Written instruction ::
Gather each line in the entries that includes the string "students".

Source records ::

━━━━━━━━━━

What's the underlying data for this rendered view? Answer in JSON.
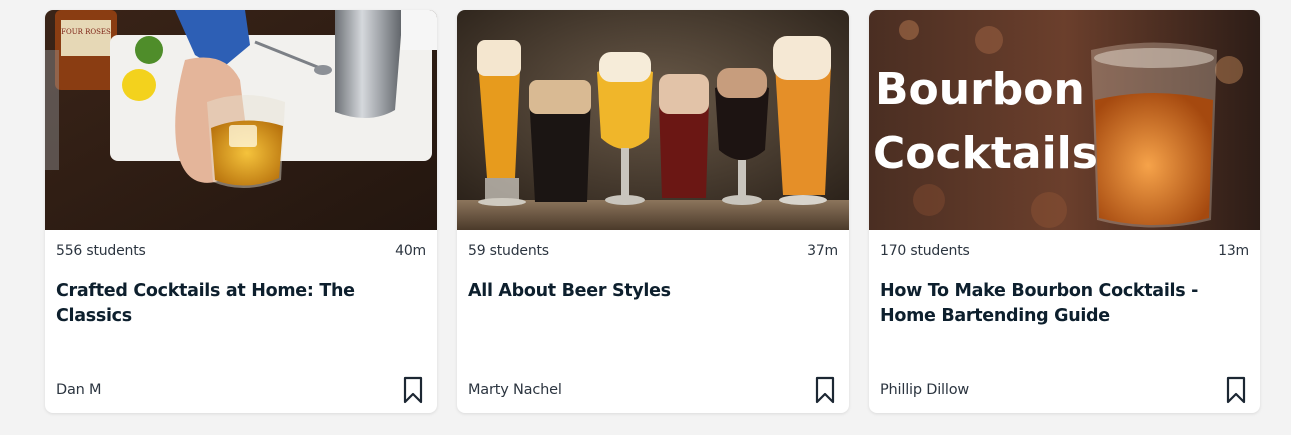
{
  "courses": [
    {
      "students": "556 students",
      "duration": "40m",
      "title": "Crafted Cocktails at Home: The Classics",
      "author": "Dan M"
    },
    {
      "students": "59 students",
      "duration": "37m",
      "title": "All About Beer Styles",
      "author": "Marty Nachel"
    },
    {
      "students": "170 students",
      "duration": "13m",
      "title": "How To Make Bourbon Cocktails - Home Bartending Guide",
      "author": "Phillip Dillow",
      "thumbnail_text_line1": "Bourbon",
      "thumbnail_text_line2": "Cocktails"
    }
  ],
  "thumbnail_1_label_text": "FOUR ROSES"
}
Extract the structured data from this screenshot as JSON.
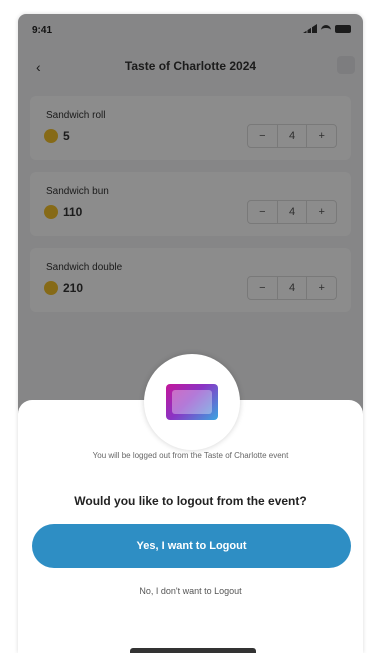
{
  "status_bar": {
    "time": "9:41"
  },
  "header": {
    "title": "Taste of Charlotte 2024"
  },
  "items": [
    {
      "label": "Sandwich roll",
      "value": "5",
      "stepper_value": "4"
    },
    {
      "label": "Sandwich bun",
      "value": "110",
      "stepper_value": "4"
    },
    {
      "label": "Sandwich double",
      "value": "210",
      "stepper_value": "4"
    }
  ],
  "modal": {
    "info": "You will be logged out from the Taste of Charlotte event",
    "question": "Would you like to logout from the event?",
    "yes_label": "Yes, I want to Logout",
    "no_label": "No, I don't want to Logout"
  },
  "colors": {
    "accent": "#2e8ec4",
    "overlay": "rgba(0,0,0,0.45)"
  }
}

━━━━━━━━━━

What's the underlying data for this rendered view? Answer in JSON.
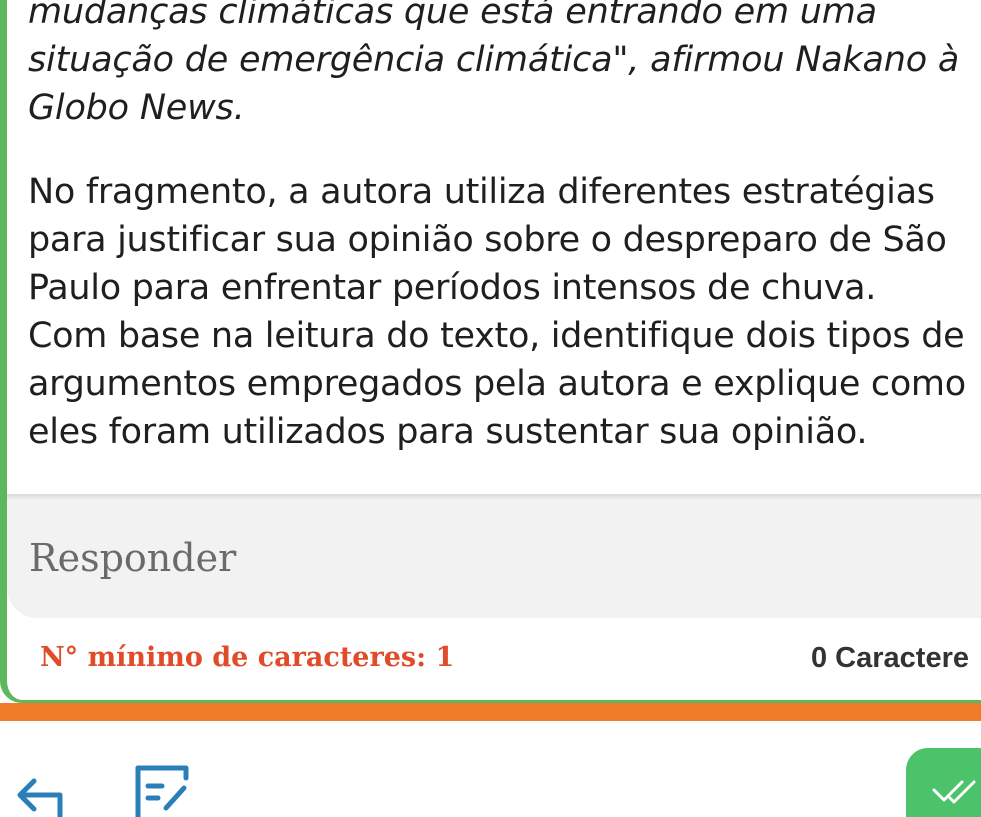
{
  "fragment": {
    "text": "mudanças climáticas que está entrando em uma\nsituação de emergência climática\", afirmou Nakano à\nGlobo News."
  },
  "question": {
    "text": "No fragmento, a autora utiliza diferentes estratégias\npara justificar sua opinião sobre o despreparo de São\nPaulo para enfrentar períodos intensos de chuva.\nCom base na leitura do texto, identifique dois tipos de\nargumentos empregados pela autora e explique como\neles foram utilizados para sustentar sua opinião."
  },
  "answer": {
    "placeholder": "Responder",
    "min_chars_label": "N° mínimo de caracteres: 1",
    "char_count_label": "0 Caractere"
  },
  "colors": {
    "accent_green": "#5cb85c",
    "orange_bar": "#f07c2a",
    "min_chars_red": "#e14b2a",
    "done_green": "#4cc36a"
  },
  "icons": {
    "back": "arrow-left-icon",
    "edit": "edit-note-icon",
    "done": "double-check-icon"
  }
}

━━━━━━━━━━

Output of the exercise ::
      "students": "556 students",
      "students": "59 students",
      "students": "170 students",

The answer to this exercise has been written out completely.